**TASK PROMPT**. Repeat the lines verbatim, starting with the line that contains "source-option-bbb-label: BBB /dev/ttyS2" and going on through the line that contains "source-radio-group: BBB /dev/ttyS2".

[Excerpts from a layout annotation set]
______________________________

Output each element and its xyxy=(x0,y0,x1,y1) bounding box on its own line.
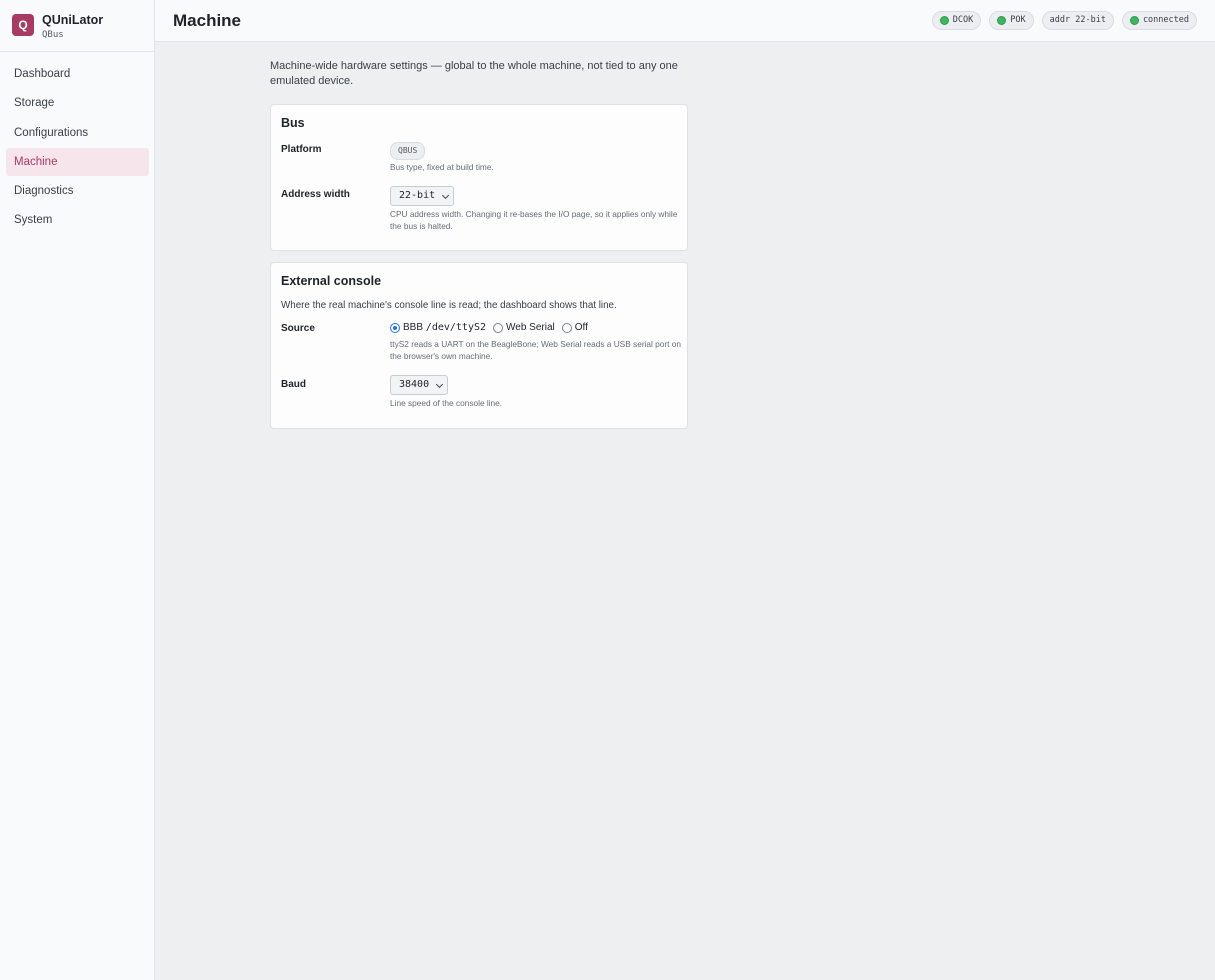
source-option-bbb-label: BBB /dev/ttyS2 xyxy=(403,322,486,333)
top-bar: Machine DCOK POK addr 22-bit connected xyxy=(155,0,1215,42)
sidebar-item-dashboard[interactable]: Dashboard xyxy=(6,60,149,88)
sidebar-item-machine[interactable]: Machine xyxy=(6,147,149,176)
source-radio-group: BBB /dev/ttyS2 Web Serial Off xyxy=(390,322,595,333)
status-pills: DCOK POK addr 22-bit connected xyxy=(931,11,1197,30)
pok-label: POK xyxy=(1010,15,1026,25)
baud-select[interactable]: 38400 xyxy=(390,375,448,395)
baud-help: Line speed of the console line. xyxy=(390,398,503,408)
chevron-down-icon xyxy=(435,380,444,389)
sidebar-item-system[interactable]: System xyxy=(6,206,149,234)
brand-name: QUniLator xyxy=(42,13,104,27)
sidebar: Q QUniLator QBus Dashboard Storage Confi… xyxy=(0,0,155,980)
address-width-select-value: 22-bit xyxy=(399,190,436,201)
source-radio-off[interactable] xyxy=(561,322,572,333)
source-option-off-label: Off xyxy=(574,322,588,333)
dcok-status-badge: DCOK xyxy=(931,11,982,30)
address-width-badge: addr 22-bit xyxy=(1041,11,1114,30)
source-radio-web-serial[interactable] xyxy=(493,322,504,333)
address-width-label: Address width xyxy=(281,189,350,200)
platform-value-chip: QBUS xyxy=(390,142,426,160)
brand-subtitle: QBus xyxy=(42,30,64,40)
address-width-badge-label: addr 22-bit xyxy=(1049,15,1106,25)
sidebar-nav: Dashboard Storage Configurations Machine… xyxy=(6,60,149,236)
connection-label: connected xyxy=(1142,15,1189,25)
bus-card: Bus Platform QBUS Bus type, fixed at bui… xyxy=(270,104,688,251)
chevron-down-icon xyxy=(441,191,450,200)
dcok-label: DCOK xyxy=(952,15,974,25)
sidebar-item-configurations[interactable]: Configurations xyxy=(6,119,149,147)
source-option-web-serial-label: Web Serial xyxy=(506,322,555,333)
sidebar-item-diagnostics[interactable]: Diagnostics xyxy=(6,177,149,205)
connection-status-badge: connected xyxy=(1121,11,1197,30)
baud-select-value: 38400 xyxy=(399,379,430,390)
status-ok-icon xyxy=(1129,16,1139,25)
page-title: Machine xyxy=(173,11,242,30)
source-help: ttyS2 reads a UART on the BeagleBone; We… xyxy=(390,339,682,361)
page-intro: Machine-wide hardware settings — global … xyxy=(270,60,678,87)
status-ok-icon xyxy=(997,16,1007,25)
source-label: Source xyxy=(281,323,315,334)
address-width-select[interactable]: 22-bit xyxy=(390,186,454,206)
brand-logo: Q xyxy=(12,14,34,36)
sidebar-item-storage[interactable]: Storage xyxy=(6,89,149,117)
address-width-help: CPU address width. Changing it re-bases … xyxy=(390,209,678,231)
external-console-card-title: External console xyxy=(281,274,382,288)
external-console-description: Where the real machine's console line is… xyxy=(281,300,617,311)
bus-card-title: Bus xyxy=(281,116,305,130)
status-ok-icon xyxy=(939,16,949,25)
baud-label: Baud xyxy=(281,379,306,390)
platform-label: Platform xyxy=(281,144,322,155)
platform-help: Bus type, fixed at build time. xyxy=(390,162,494,172)
brand: Q QUniLator QBus xyxy=(0,0,154,52)
external-console-card: External console Where the real machine'… xyxy=(270,262,688,429)
pok-status-badge: POK xyxy=(989,11,1034,30)
source-option-bbb-prefix: BBB xyxy=(403,322,424,333)
source-radio-bbb[interactable] xyxy=(390,322,400,333)
source-option-bbb-path: /dev/ttyS2 xyxy=(425,322,487,333)
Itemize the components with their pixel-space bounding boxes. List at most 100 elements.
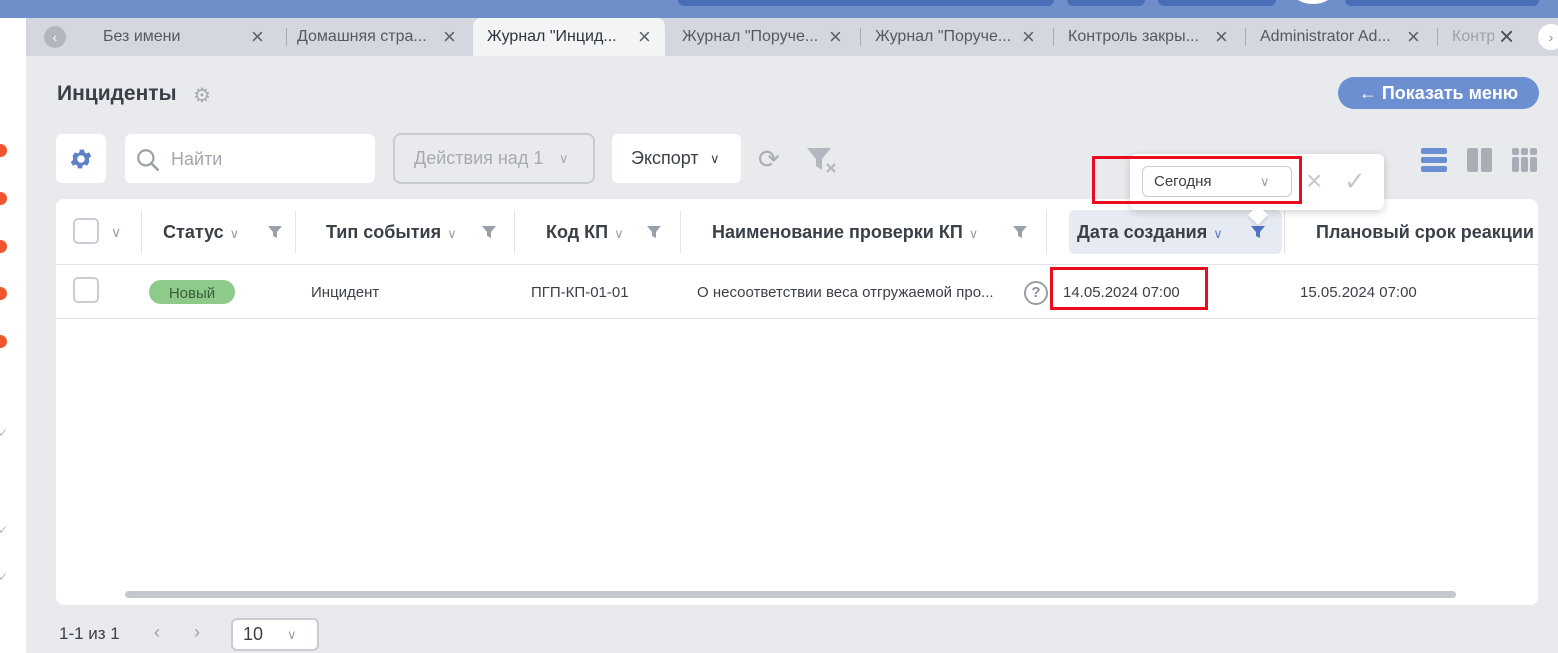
- top-bar-block: [678, 0, 1054, 6]
- incidents-table: ∨ Статус ∨ Тип события ∨ Код КП ∨ Наименова…: [56, 199, 1538, 605]
- chevron-down-icon: ∨: [710, 151, 720, 166]
- page-size-value: 10: [243, 624, 264, 644]
- show-menu-button[interactable]: ← Показать меню: [1338, 77, 1539, 109]
- tab[interactable]: Контр: [1438, 18, 1494, 56]
- tab[interactable]: Контроль закры... ×: [1054, 18, 1240, 56]
- column-divider: [141, 211, 142, 253]
- column-kp-check-name[interactable]: Наименование проверки КП ∨: [712, 210, 1032, 254]
- refresh-icon[interactable]: ⟳: [758, 146, 780, 172]
- gear-icon[interactable]: ⚙: [193, 83, 211, 108]
- tab[interactable]: Журнал "Поруче... ×: [668, 18, 854, 56]
- column-header-label: Дата создания: [1077, 222, 1208, 242]
- search-input[interactable]: [171, 146, 361, 172]
- settings-button[interactable]: [56, 134, 106, 183]
- tab-label: Контр: [1452, 28, 1494, 45]
- close-icon[interactable]: ×: [443, 18, 456, 56]
- notification-dot[interactable]: [0, 144, 7, 157]
- cell-planned-deadline: 15.05.2024 07:00: [1300, 284, 1417, 301]
- close-icon[interactable]: ×: [251, 18, 264, 56]
- column-divider: [295, 211, 296, 253]
- close-icon[interactable]: ×: [1022, 18, 1035, 56]
- page-title: Инциденты: [57, 82, 177, 105]
- cell-kp-check-name: О несоответствии веса отгружаемой про...: [697, 284, 994, 301]
- pager-info: 1-1 из 1: [59, 624, 120, 643]
- search-icon: [137, 149, 160, 172]
- row-checkbox[interactable]: [73, 277, 99, 303]
- check-icon: ✓: [0, 570, 9, 584]
- tab-active[interactable]: Журнал "Инцид... ×: [473, 18, 665, 56]
- column-divider: [1284, 211, 1285, 253]
- split-view-icon[interactable]: [1466, 146, 1494, 179]
- select-all-checkbox[interactable]: [73, 218, 99, 244]
- filter-icon[interactable]: [267, 224, 283, 240]
- tab-label: Контроль закры...: [1068, 28, 1199, 45]
- close-icon[interactable]: ×: [1215, 18, 1228, 56]
- chevron-down-icon: ∨: [968, 226, 979, 241]
- chevron-down-icon: ∨: [447, 226, 457, 241]
- tab-label: Журнал "Поруче...: [682, 28, 819, 45]
- tab-bar: ‹ Без имени × Домашняя стра... × Журнал …: [26, 18, 1558, 56]
- notification-dot[interactable]: [0, 335, 7, 348]
- content-area: Инциденты ⚙ ← Показать меню Действия над…: [26, 56, 1558, 653]
- chevron-right-icon[interactable]: ›: [194, 622, 200, 643]
- chevron-left-icon[interactable]: ‹: [154, 622, 160, 643]
- filter-icon[interactable]: [1012, 224, 1028, 240]
- table-row[interactable]: Новый Инцидент ПГП-КП-01-01 О несоответс…: [56, 266, 1538, 319]
- page-size-select[interactable]: 10 ∨: [231, 618, 319, 651]
- help-icon[interactable]: ?: [1024, 281, 1048, 305]
- user-avatar[interactable]: [1293, 0, 1333, 4]
- tab-label: Без имени: [103, 28, 181, 45]
- status-badge: Новый: [149, 280, 235, 304]
- export-dropdown[interactable]: Экспорт ∨: [612, 134, 741, 183]
- top-bar-block: [1345, 0, 1539, 6]
- column-status[interactable]: Статус ∨: [163, 210, 293, 254]
- top-bar-block: [1158, 0, 1276, 6]
- close-icon[interactable]: ×: [638, 18, 651, 56]
- close-icon[interactable]: ×: [829, 18, 842, 56]
- highlight-box: [1092, 156, 1302, 204]
- filter-icon[interactable]: [646, 224, 662, 240]
- tab-label: Administrator Ad...: [1260, 28, 1391, 45]
- check-icon[interactable]: ✓: [1344, 166, 1366, 196]
- check-icon: ✓: [0, 523, 9, 537]
- list-view-icon[interactable]: [1420, 146, 1448, 179]
- tabs-forward-button[interactable]: ›: [1538, 24, 1558, 50]
- bulk-actions-dropdown[interactable]: Действия над 1 ∨: [393, 133, 595, 184]
- column-header-label: Наименование проверки КП: [712, 222, 963, 242]
- app-top-bar: [0, 0, 1558, 18]
- left-sidebar-strip: ✓ ✓ ✓: [0, 18, 26, 653]
- chevron-down-icon: ∨: [229, 226, 240, 241]
- close-icon[interactable]: ×: [1306, 166, 1322, 196]
- column-header-label: Плановый срок реакции: [1316, 222, 1534, 242]
- highlight-box: [1050, 267, 1208, 310]
- tabs-back-button[interactable]: ‹: [44, 26, 66, 48]
- column-header-label: Статус: [163, 222, 224, 242]
- export-label: Экспорт: [631, 148, 699, 168]
- chevron-down-icon: ∨: [559, 151, 569, 166]
- chevron-down-icon: ∨: [287, 627, 297, 642]
- cell-event-type: Инцидент: [311, 284, 380, 301]
- filter-active-icon[interactable]: [1250, 224, 1266, 240]
- column-divider: [1046, 211, 1047, 253]
- column-event-type[interactable]: Тип события ∨: [326, 210, 496, 254]
- tab[interactable]: Домашняя стра... ×: [283, 18, 465, 56]
- bulk-actions-label: Действия над 1: [414, 148, 544, 168]
- notification-dot[interactable]: [0, 192, 7, 205]
- notification-dot[interactable]: [0, 287, 7, 300]
- horizontal-scrollbar[interactable]: [125, 591, 1456, 598]
- tab[interactable]: Журнал "Поруче... ×: [861, 18, 1047, 56]
- close-icon[interactable]: ×: [1407, 18, 1420, 56]
- column-planned-deadline[interactable]: Плановый срок реакции: [1316, 210, 1538, 254]
- filter-icon[interactable]: [481, 224, 497, 240]
- notification-dot[interactable]: [0, 240, 7, 253]
- tab-label: Журнал "Поруче...: [875, 28, 1012, 45]
- grid-view-icon[interactable]: [1511, 146, 1539, 179]
- column-divider: [680, 211, 681, 253]
- close-all-tabs-icon[interactable]: ×: [1499, 20, 1514, 52]
- tab[interactable]: Administrator Ad... ×: [1246, 18, 1432, 56]
- chevron-down-icon[interactable]: ∨: [111, 210, 121, 254]
- column-divider: [514, 211, 515, 253]
- column-kp-code[interactable]: Код КП ∨: [546, 210, 676, 254]
- clear-filter-icon[interactable]: [806, 146, 838, 179]
- tab[interactable]: Без имени ×: [89, 18, 276, 56]
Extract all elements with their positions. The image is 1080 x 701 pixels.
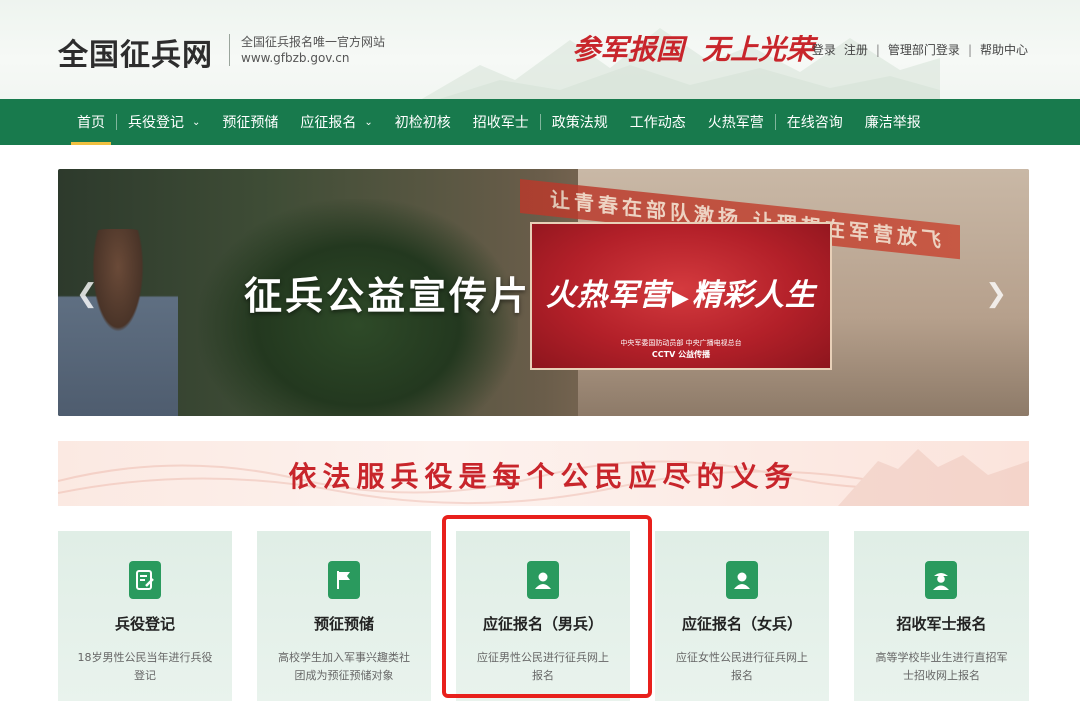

______________________________

**EXPECTED ANSWER**.
source-option-bbb-label: BBB /dev/ttyS2 xyxy=(403,322,486,333)
top-bar: Machine DCOK POK addr 22-bit connected xyxy=(155,0,1215,42)
sidebar-item-dashboard[interactable]: Dashboard xyxy=(6,60,149,88)
sidebar-item-machine[interactable]: Machine xyxy=(6,147,149,176)
source-radio-group: BBB /dev/ttyS2 Web Serial Off xyxy=(390,322,595,333)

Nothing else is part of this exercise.